What you have to do: Update the lines starting at the first one and ending at the one that contains "empty-cell [674, 729, 691, 746]", changing "day-cell" to "date-cell" and leaving everything else as it is. Give back only those lines.

________________________________________

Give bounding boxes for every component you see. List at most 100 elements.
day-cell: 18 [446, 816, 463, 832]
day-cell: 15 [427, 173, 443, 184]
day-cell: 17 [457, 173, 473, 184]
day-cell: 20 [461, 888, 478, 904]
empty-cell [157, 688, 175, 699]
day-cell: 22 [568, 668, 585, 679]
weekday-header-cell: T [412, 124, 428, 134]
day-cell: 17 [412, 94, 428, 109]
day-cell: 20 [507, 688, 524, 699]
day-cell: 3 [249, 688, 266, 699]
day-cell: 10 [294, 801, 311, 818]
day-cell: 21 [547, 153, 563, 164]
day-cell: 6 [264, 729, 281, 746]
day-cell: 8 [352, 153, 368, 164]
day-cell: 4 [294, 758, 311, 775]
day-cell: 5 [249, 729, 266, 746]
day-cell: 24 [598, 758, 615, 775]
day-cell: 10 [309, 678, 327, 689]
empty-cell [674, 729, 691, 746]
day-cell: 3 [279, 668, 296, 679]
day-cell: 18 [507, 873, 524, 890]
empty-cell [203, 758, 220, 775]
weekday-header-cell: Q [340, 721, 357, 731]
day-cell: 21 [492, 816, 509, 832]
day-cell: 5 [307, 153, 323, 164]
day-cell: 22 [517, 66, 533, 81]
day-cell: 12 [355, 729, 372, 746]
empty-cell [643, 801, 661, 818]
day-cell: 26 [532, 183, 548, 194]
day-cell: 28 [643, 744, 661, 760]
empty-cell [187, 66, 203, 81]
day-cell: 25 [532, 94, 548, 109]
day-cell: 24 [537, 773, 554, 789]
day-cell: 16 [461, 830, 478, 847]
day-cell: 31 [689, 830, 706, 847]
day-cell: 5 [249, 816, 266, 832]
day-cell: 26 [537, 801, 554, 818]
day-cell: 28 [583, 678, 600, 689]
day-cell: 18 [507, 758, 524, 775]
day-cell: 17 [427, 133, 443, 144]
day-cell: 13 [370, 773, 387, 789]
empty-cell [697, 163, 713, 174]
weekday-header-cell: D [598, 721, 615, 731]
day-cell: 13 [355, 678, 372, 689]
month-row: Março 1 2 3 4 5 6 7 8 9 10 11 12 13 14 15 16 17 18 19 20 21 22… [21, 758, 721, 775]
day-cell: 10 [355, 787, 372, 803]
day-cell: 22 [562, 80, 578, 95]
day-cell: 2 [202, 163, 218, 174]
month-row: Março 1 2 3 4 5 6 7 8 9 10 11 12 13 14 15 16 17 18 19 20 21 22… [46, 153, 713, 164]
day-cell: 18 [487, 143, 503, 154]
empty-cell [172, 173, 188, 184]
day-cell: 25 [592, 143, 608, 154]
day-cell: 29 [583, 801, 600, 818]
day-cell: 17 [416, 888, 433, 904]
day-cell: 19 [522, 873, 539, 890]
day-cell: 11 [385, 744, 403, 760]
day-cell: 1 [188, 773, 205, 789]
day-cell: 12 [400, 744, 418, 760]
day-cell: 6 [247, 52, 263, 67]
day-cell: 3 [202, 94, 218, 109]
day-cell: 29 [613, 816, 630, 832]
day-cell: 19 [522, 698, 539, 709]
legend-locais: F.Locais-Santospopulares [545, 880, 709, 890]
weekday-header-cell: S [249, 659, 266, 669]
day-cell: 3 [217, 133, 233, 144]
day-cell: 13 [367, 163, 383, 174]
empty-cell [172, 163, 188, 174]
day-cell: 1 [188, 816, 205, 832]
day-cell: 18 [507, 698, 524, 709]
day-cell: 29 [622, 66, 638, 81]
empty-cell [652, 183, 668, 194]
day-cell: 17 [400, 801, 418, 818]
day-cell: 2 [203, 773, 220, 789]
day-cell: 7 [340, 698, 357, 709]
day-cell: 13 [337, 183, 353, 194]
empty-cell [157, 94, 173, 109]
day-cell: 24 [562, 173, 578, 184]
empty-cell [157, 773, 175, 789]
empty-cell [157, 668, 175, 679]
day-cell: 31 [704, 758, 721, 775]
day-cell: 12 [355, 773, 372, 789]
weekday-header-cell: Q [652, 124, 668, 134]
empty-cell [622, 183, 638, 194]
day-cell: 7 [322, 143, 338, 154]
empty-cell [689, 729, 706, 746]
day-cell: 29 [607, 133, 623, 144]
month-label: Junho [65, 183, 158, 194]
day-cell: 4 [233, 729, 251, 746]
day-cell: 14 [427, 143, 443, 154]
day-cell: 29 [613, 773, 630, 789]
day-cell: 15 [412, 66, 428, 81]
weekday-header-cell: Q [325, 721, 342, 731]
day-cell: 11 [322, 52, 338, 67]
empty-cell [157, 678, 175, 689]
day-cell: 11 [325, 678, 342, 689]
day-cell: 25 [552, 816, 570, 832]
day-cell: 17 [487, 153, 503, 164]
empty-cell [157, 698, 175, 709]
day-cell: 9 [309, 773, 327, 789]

________________________________________

Written solution:
Give bounding boxes for every component you see. List at most 100 elements.
date-cell: 18 [446, 816, 463, 832]
date-cell: 15 [427, 173, 443, 184]
date-cell: 17 [457, 173, 473, 184]
date-cell: 20 [461, 888, 478, 904]
empty-cell [157, 688, 175, 699]
date-cell: 22 [568, 668, 585, 679]
weekday-header-cell: T [412, 124, 428, 134]
date-cell: 17 [412, 94, 428, 109]
date-cell: 20 [507, 688, 524, 699]
date-cell: 3 [249, 688, 266, 699]
date-cell: 10 [294, 801, 311, 818]
date-cell: 21 [547, 153, 563, 164]
date-cell: 6 [264, 729, 281, 746]
date-cell: 8 [352, 153, 368, 164]
date-cell: 4 [294, 758, 311, 775]
date-cell: 5 [249, 729, 266, 746]
date-cell: 24 [598, 758, 615, 775]
date-cell: 10 [309, 678, 327, 689]
empty-cell [674, 729, 691, 746]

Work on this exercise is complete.